■ **Data for this task**:
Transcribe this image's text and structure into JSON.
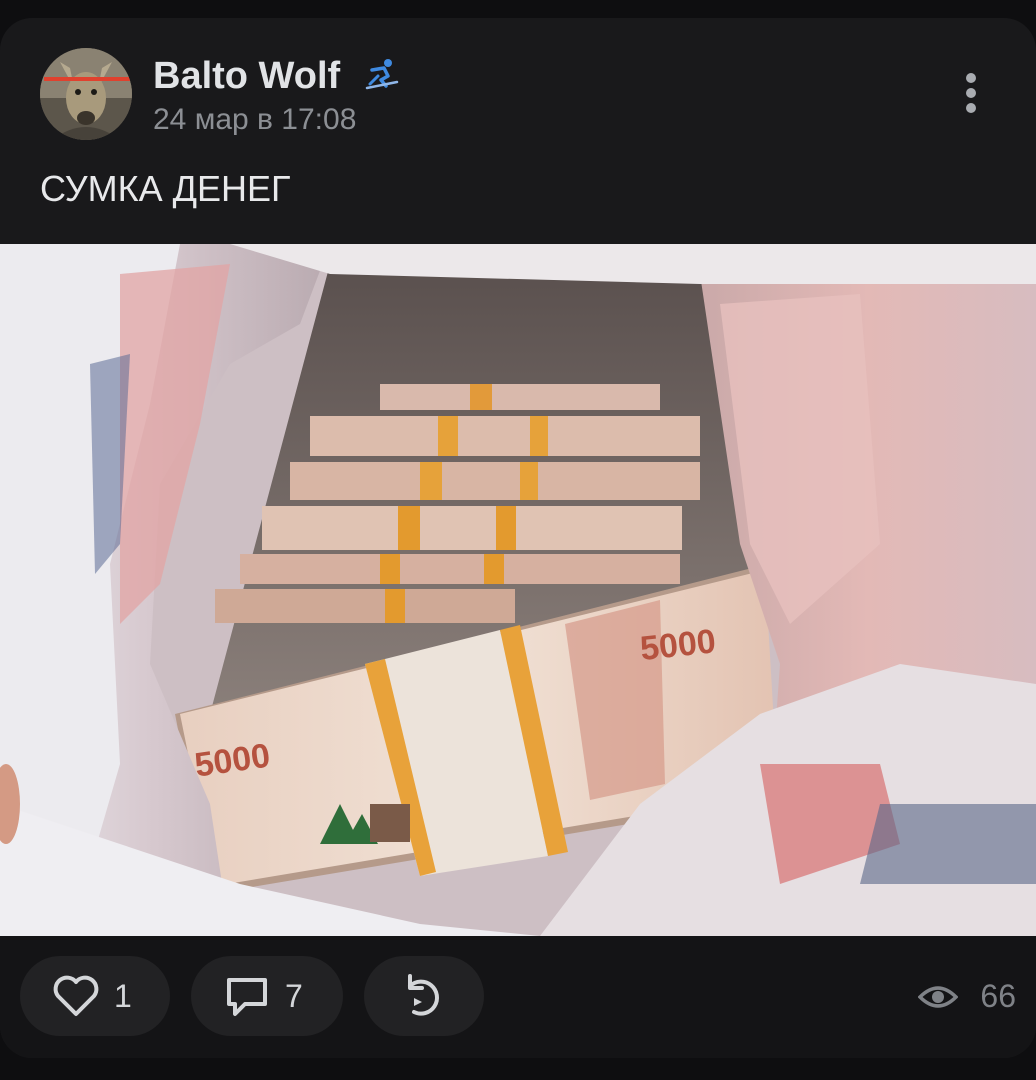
{
  "post": {
    "author": "Balto Wolf",
    "date": "24 мар в 17:08",
    "text": "СУМКА ДЕНЕГ"
  },
  "photo": {
    "banknote_label": "5000"
  },
  "actions": {
    "likes": "1",
    "comments": "7",
    "views": "66"
  },
  "icons": {
    "author_badge": "skier-icon",
    "menu": "more-vertical-icon",
    "like": "heart-outline-icon",
    "comment": "comment-bubble-icon",
    "share": "share-arrow-icon",
    "views": "eye-icon"
  },
  "colors": {
    "background": "#0e0e10",
    "card": "#19191b",
    "footer": "#141416",
    "pill": "#222224",
    "text_primary": "#e1e3e6",
    "text_secondary": "#8c8f94",
    "badge_blue": "#3f8ae0"
  }
}
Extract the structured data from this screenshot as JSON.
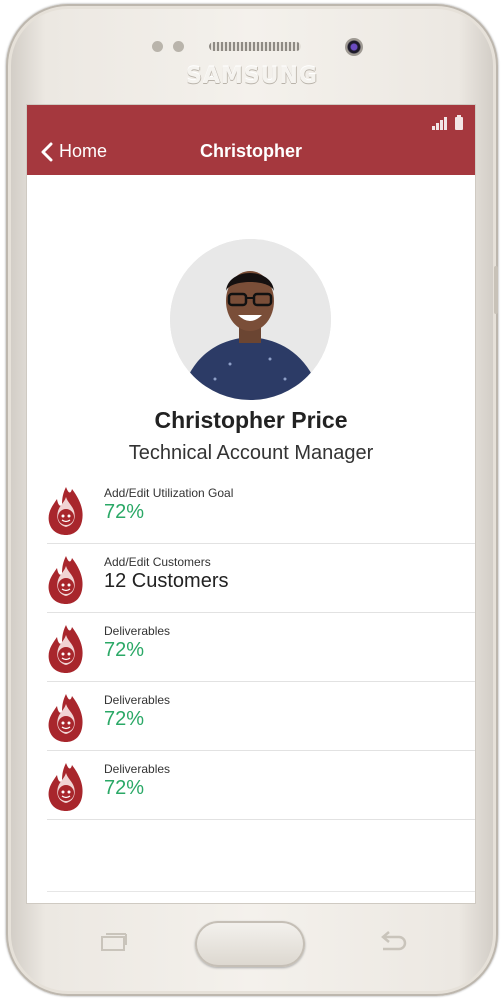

■ **Task goal**:
Keep the pictures out of the copy and return the rest of the data above exactly.

■ **Final result**:
Transcribe this image's text and structure into JSON.
{
  "post": {
    "author": "Balto Wolf",
    "date": "24 мар в 17:08",
    "text": "СУМКА ДЕНЕГ"
  },
  "photo": {
    "banknote_label": "5000"
  },
  "actions": {
    "likes": "1",
    "comments": "7",
    "views": "66"
  },
  "icons": {
    "author_badge": "skier-icon",
    "menu": "more-vertical-icon",
    "like": "heart-outline-icon",
    "comment": "comment-bubble-icon",
    "share": "share-arrow-icon",
    "views": "eye-icon"
  },
  "colors": {
    "background": "#0e0e10",
    "card": "#19191b",
    "footer": "#141416",
    "pill": "#222224",
    "text_primary": "#e1e3e6",
    "text_secondary": "#8c8f94",
    "badge_blue": "#3f8ae0"
  }
}
Extract the structured data from this screenshot as JSON.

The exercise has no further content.